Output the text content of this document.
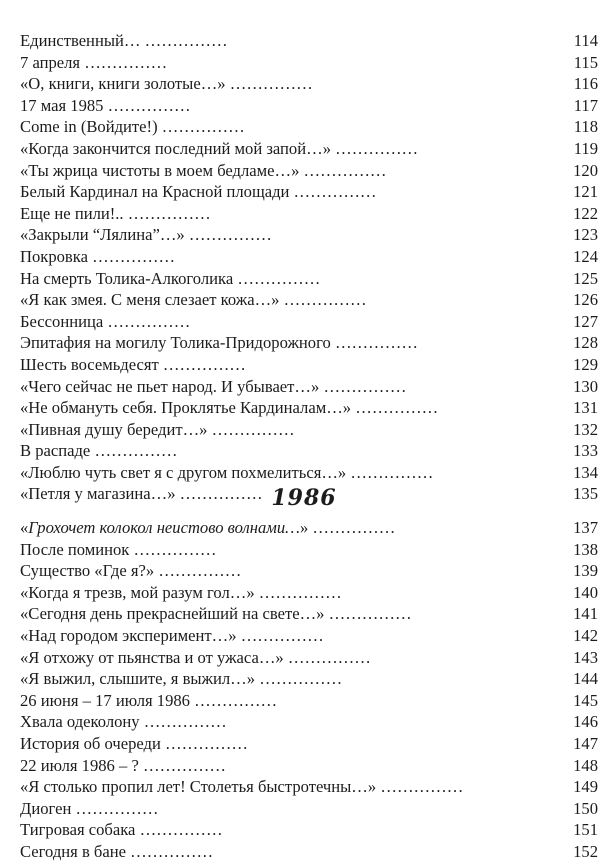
Единственный… ……………	114
7 апреля ……………	115
«О, книги, книги золотые…» ……………	116
17 мая 1985 ……………	117
Come in (Войдите!) ……………	118
«Когда закончится последний мой запой…» ……………	119
«Ты жрица чистоты в моем бедламе…» ……………	120
Белый Кардинал на Красной площади ……………	121
Еще не пили!.. ……………	122
«Закрыли “Лялина”…» ……………	123
Покровка ……………	124
На смерть Толика-Алкоголика ……………	125
«Я как змея. С меня слезает кожа…» ……………	126
Бессонница ……………	127
Эпитафия на могилу Толика-Придорожного ……………	128
Шесть восемьдесят ……………	129
«Чего сейчас не пьет народ. И убывает…» ……………	130
«Не обмануть себя. Проклятье Кардиналам…» ……………	131
«Пивная душу бередит…» ……………	132
В распаде ……………	133
«Люблю чуть свет я с другом похмелиться…» ……………	134
«Петля у магазина…» ……………	135
1986
«Грохочет колокол неистово волнами…» ……………	137
После поминок ……………	138
Существо «Где я?» ……………	139
«Когда я трезв, мой разум гол…» ……………	140
«Сегодня день прекраснейший на свете…» ……………	141
«Над городом эксперимент…» ……………	142
«Я отхожу от пьянства и от ужаса…» ……………	143
«Я выжил, слышите, я выжил…» ……………	144
26 июня – 17 июля 1986 ……………	145
Хвала одеколону ……………	146
История об очереди ……………	147
22 июля 1986 – ? ……………	148
«Я столько пропил лет! Столетья быстротечны…» ……………	149
Диоген ……………	150
Тигровая собака ……………	151
Сегодня в бане ……………	152
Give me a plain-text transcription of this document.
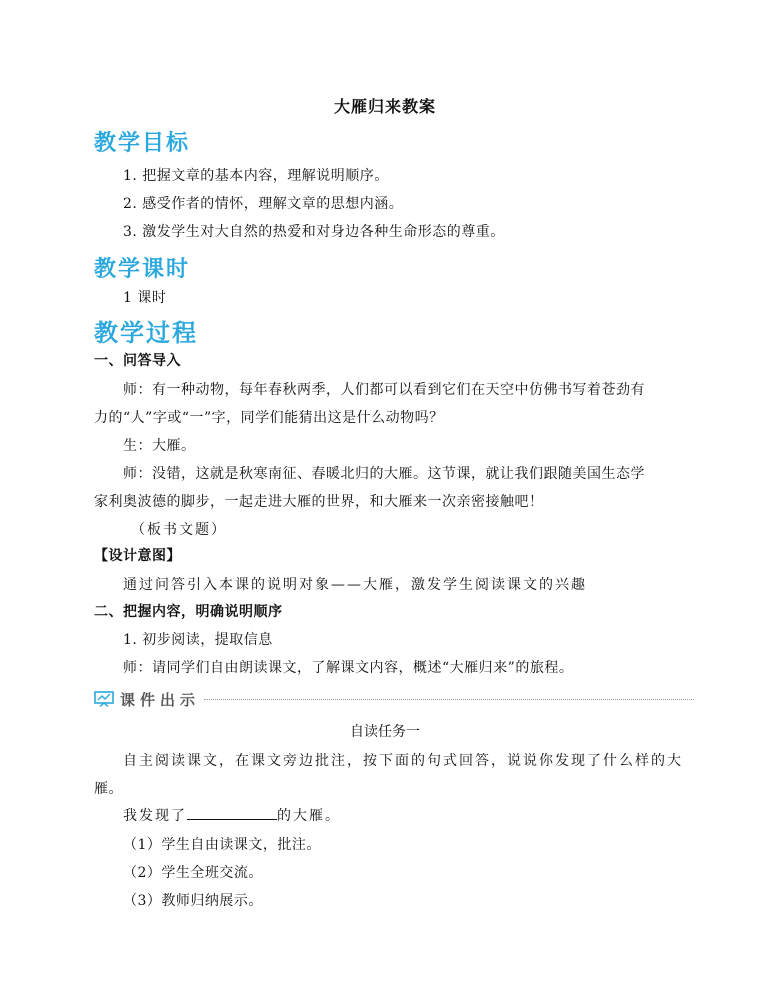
大雁归来教案
教学目标
1. 把握文章的基本内容，理解说明顺序。
2. 感受作者的情怀，理解文章的思想内涵。
3. 激发学生对大自然的热爱和对身边各种生命形态的尊重。
教学课时
1 课时
教学过程
一、问答导入
师：有一种动物，每年春秋两季，人们都可以看到它们在天空中仿佛书写着苍劲有
力的“人”字或“一”字，同学们能猜出这是什么动物吗？
生：大雁。
师：没错，这就是秋寒南征、春暖北归的大雁。这节课，就让我们跟随美国生态学
家利奥波德的脚步，一起走进大雁的世界，和大雁来一次亲密接触吧！
（板书文题）
【设计意图】
通过问答引入本课的说明对象——大雁，激发学生阅读课文的兴趣
二、把握内容，明确说明顺序
1. 初步阅读，提取信息
师：请同学们自由朗读课文，了解课文内容，概述“大雁归来”的旅程。
课件出示
自读任务一
自主阅读课文，在课文旁边批注，按下面的句式回答，说说你发现了什么样的大
雁。
我发现了	的大雁。
（1）学生自由读课文，批注。
（2）学生全班交流。
（3）教师归纳展示。
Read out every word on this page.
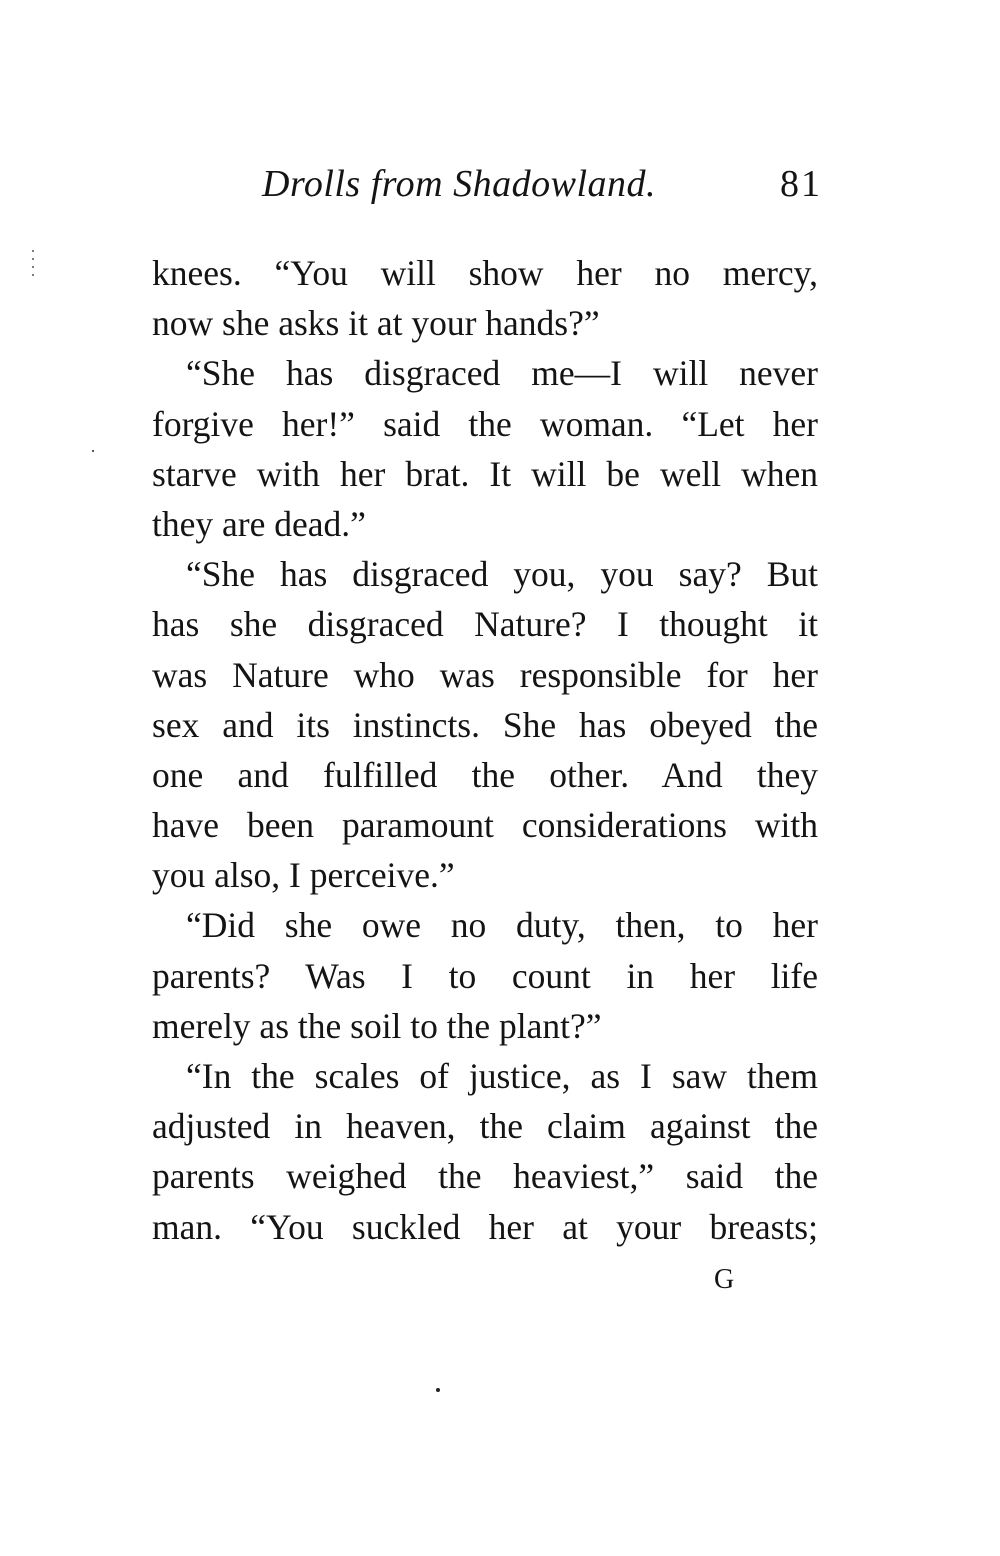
Drolls from Shadowland.	81
knees. “You will show her no mercy,
now she asks it at your hands?”
“She has disgraced me—I will never
forgive her!” said the woman. “Let her
starve with her brat. It will be well when
they are dead.”
“She has disgraced you, you say? But
has she disgraced Nature? I thought it
was Nature who was responsible for her
sex and its instincts. She has obeyed the
one and fulfilled the other. And they
have been paramount considerations with
you also, I perceive.”
“Did she owe no duty, then, to her
parents? Was I to count in her life
merely as the soil to the plant?”
“In the scales of justice, as I saw them
adjusted in heaven, the claim against the
parents weighed the heaviest,” said the
man. “You suckled her at your breasts;
G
· · · · · · ·
*WORK TO BE COMPLETED*. Above are records; say how many of their lines contain the word "disgraced", giving only the number.

*THE COMPLETED TASK*. 3